:: DATA FOR THIS EXERCISE ::

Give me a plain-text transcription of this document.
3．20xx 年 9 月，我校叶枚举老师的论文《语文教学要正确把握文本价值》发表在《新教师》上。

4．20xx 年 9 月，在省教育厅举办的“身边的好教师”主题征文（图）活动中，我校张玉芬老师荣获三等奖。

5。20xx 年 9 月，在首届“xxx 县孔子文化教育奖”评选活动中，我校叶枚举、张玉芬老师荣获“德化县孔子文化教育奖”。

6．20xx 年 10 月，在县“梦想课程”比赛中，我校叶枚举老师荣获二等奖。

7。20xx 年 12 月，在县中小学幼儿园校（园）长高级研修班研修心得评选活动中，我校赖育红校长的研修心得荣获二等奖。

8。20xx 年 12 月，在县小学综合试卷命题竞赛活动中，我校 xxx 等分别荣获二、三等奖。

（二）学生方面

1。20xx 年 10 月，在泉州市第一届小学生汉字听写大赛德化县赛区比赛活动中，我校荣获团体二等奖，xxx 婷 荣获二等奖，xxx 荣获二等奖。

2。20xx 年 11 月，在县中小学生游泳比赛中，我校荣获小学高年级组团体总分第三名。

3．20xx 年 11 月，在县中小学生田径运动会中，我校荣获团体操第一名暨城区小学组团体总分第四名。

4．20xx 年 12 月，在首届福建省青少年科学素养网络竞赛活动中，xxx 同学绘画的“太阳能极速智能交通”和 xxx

:::

▸ **WHAT YOU HAVE TO DO**
Output all of the material exactly as written.

▸ **REPLY TO THE TASK**
Give me a plain-text transcription of this document.
3．20xx 年 9 月，我校叶枚举老师的论文《语文教学要正确把握文本价值》发表在《新教师》上。

4．20xx 年 9 月，在省教育厅举办的“身边的好教师”主题征文（图）活动中，我校张玉芬老师荣获三等奖。

5。20xx 年 9 月，在首届“xxx 县孔子文化教育奖”评选活动中，我校叶枚举、张玉芬老师荣获“德化县孔子文化教育奖”。

6．20xx 年 10 月，在县“梦想课程”比赛中，我校叶枚举老师荣获二等奖。

7。20xx 年 12 月，在县中小学幼儿园校（园）长高级研修班研修心得评选活动中，我校赖育红校长的研修心得荣获二等奖。

8。20xx 年 12 月，在县小学综合试卷命题竞赛活动中，我校 xxx 等分别荣获二、三等奖。

（二）学生方面

1。20xx 年 10 月，在泉州市第一届小学生汉字听写大赛德化县赛区比赛活动中，我校荣获团体二等奖，xxx 婷 荣获二等奖，xxx 荣获二等奖。

2。20xx 年 11 月，在县中小学生游泳比赛中，我校荣获小学高年级组团体总分第三名。

3．20xx 年 11 月，在县中小学生田径运动会中，我校荣获团体操第一名暨城区小学组团体总分第四名。

4．20xx 年 12 月，在首届福建省青少年科学素养网络竞赛活动中，xxx 同学绘画的“太阳能极速智能交通”和 xxx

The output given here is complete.